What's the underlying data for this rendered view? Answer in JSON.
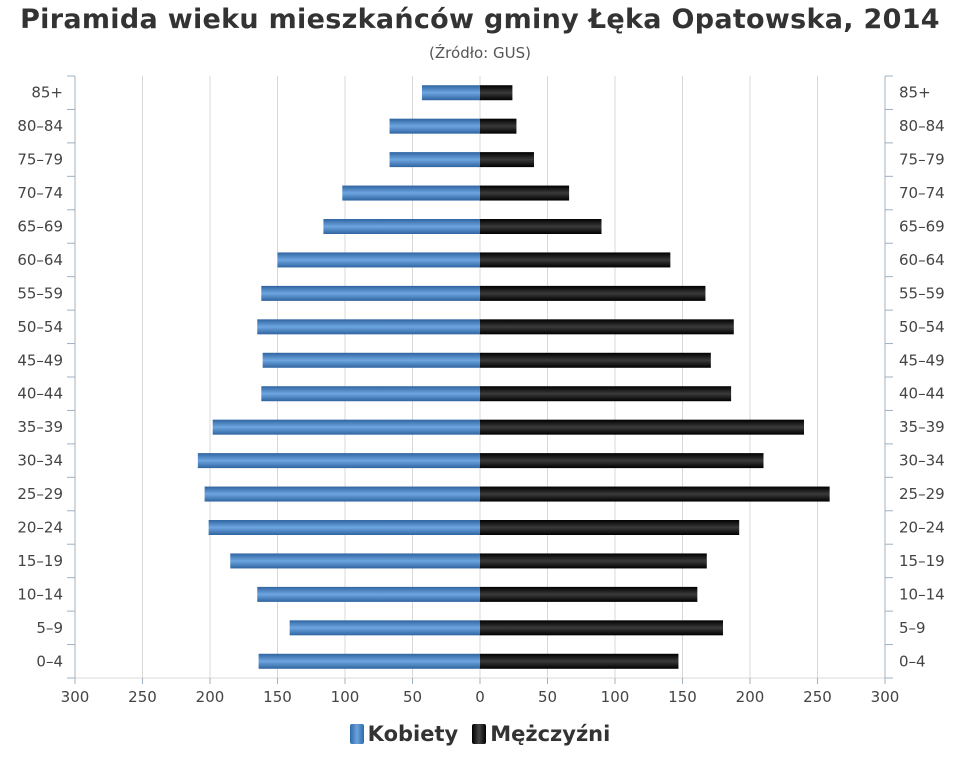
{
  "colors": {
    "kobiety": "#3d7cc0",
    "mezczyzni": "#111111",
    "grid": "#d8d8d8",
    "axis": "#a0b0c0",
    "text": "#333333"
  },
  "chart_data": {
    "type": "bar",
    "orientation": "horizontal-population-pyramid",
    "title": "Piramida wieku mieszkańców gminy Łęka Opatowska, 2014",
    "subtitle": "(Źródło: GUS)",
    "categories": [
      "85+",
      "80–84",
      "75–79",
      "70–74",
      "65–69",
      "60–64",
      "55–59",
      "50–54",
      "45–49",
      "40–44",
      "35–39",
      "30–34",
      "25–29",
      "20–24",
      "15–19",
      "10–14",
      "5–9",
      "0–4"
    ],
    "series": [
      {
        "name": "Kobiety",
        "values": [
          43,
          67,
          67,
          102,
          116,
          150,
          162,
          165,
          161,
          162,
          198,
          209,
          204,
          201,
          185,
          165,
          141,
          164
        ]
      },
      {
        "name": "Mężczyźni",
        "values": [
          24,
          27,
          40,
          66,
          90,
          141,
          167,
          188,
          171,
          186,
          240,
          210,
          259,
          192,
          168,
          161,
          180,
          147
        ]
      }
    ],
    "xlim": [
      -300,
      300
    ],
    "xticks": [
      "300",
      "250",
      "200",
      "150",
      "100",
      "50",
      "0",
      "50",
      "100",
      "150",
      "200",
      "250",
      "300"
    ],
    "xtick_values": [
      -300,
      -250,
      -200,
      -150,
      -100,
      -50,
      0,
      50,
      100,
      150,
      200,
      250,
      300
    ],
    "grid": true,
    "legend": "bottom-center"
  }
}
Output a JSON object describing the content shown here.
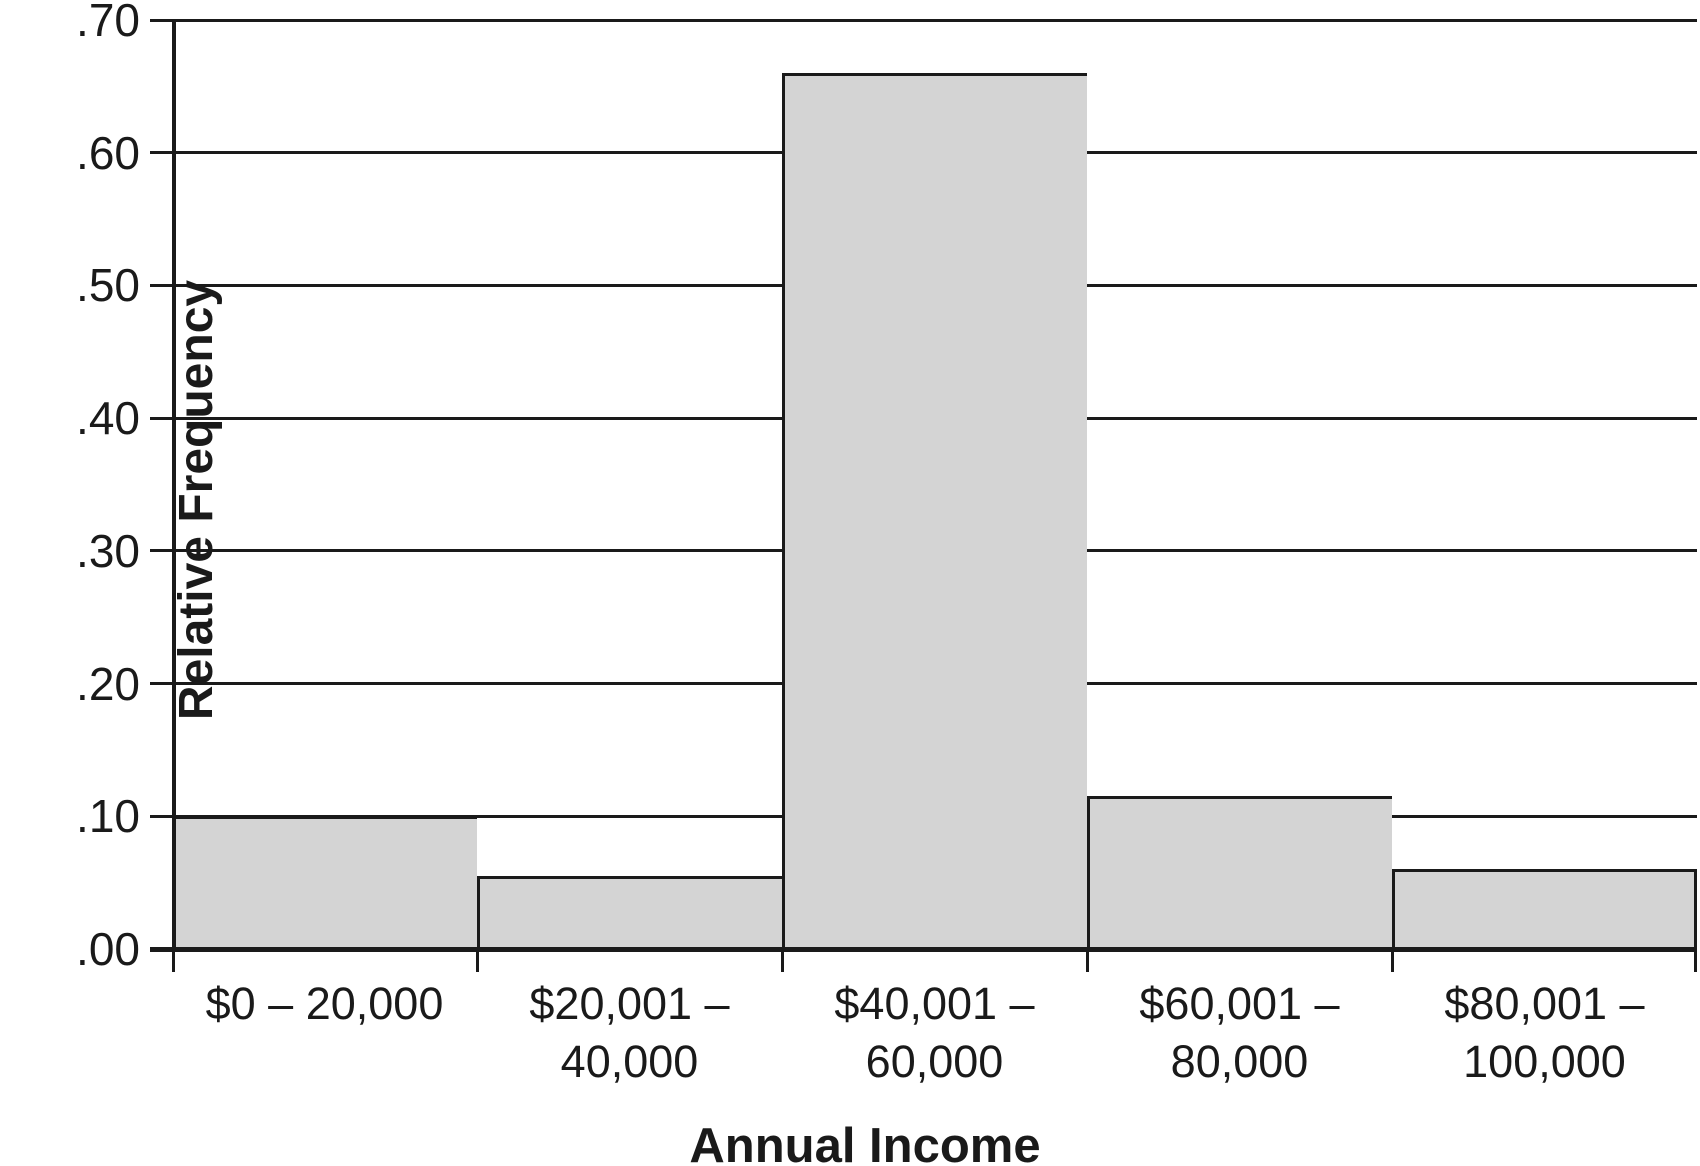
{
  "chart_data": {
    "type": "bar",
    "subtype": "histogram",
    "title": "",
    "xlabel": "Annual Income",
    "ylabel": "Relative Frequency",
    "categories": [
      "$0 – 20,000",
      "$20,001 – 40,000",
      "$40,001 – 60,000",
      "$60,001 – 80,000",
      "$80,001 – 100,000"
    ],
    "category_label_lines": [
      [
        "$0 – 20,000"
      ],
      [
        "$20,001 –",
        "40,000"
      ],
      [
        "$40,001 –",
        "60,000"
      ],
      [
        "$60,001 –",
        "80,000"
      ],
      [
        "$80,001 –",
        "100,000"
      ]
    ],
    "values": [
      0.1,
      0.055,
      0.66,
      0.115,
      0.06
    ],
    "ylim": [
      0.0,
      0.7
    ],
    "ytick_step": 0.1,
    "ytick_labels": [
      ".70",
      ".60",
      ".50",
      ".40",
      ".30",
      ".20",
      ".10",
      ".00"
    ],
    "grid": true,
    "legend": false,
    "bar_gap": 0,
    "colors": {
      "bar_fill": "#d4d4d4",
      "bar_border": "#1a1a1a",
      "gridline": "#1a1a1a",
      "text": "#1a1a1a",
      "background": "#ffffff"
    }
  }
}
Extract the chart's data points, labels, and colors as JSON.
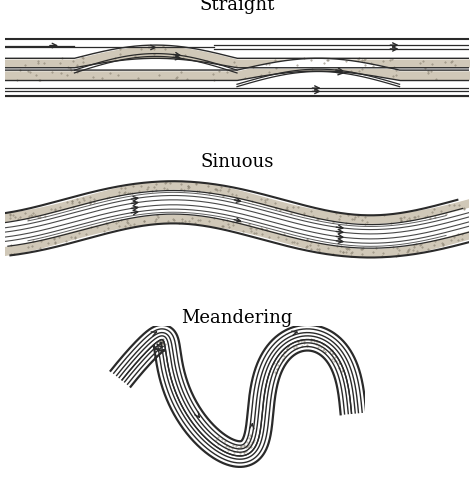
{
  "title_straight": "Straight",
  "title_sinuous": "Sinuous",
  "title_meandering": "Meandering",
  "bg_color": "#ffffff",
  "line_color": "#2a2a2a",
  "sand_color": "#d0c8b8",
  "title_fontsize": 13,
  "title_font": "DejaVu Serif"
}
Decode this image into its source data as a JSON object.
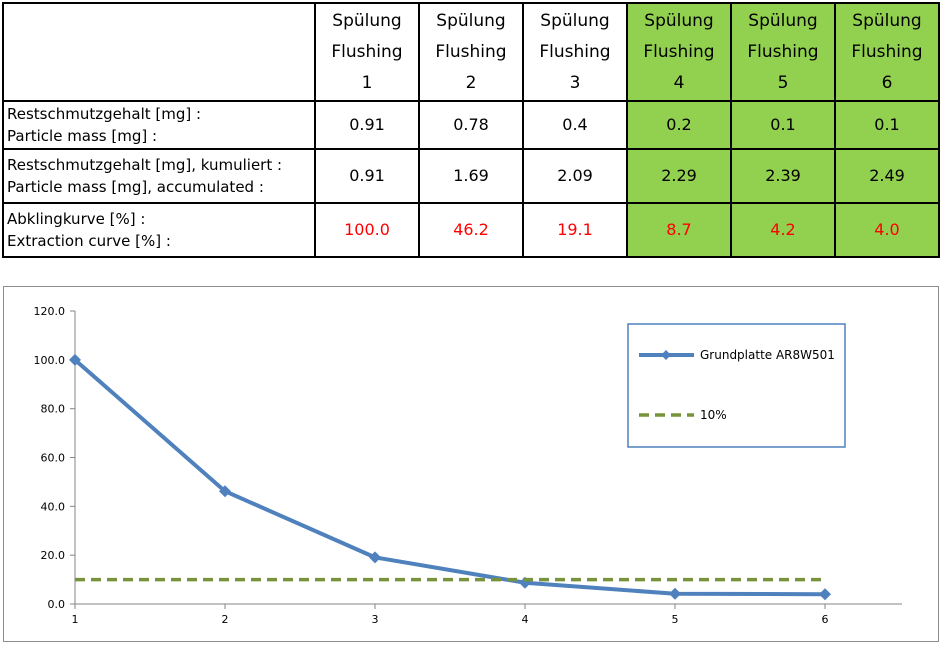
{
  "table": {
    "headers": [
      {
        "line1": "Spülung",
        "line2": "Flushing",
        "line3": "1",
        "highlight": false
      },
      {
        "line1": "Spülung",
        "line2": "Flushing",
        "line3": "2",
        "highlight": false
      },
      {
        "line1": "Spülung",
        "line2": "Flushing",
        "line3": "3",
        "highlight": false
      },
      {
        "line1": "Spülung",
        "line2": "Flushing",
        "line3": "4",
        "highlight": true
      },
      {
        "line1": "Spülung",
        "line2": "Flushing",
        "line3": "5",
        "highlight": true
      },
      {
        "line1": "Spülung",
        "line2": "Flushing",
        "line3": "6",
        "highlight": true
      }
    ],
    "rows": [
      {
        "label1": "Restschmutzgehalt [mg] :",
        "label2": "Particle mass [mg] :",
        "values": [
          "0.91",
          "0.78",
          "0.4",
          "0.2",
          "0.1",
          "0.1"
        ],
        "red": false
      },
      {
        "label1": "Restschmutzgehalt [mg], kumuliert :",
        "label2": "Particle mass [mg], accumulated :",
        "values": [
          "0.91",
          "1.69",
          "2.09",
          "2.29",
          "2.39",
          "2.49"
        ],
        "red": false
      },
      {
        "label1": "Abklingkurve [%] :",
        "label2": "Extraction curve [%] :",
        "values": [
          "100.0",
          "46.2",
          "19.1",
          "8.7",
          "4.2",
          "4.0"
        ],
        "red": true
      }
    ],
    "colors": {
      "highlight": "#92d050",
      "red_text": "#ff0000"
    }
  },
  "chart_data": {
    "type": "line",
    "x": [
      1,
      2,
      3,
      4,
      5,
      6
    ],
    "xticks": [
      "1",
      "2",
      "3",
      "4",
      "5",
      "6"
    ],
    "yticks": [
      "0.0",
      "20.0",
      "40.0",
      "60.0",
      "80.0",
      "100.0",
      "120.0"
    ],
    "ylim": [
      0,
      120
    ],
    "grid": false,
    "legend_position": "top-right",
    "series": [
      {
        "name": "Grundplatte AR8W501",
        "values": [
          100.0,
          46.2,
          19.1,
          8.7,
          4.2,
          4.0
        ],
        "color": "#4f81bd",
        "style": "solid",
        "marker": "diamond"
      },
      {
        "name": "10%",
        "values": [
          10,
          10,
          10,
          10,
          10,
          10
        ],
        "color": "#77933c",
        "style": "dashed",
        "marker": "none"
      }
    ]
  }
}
* * *
§ INSTRUCTIONS FOR THE TASK:
Gather, from the listing above, every line carrying the word "JSON".

§ RESPONSE TO THE EXERCISE:
What's the underlying data for this rendered view? Answer in JSON.
Output a JSON object describing the content shown here.
Extract the chart's data points, labels, and colors as JSON.
Decode this image into its source data as a JSON object.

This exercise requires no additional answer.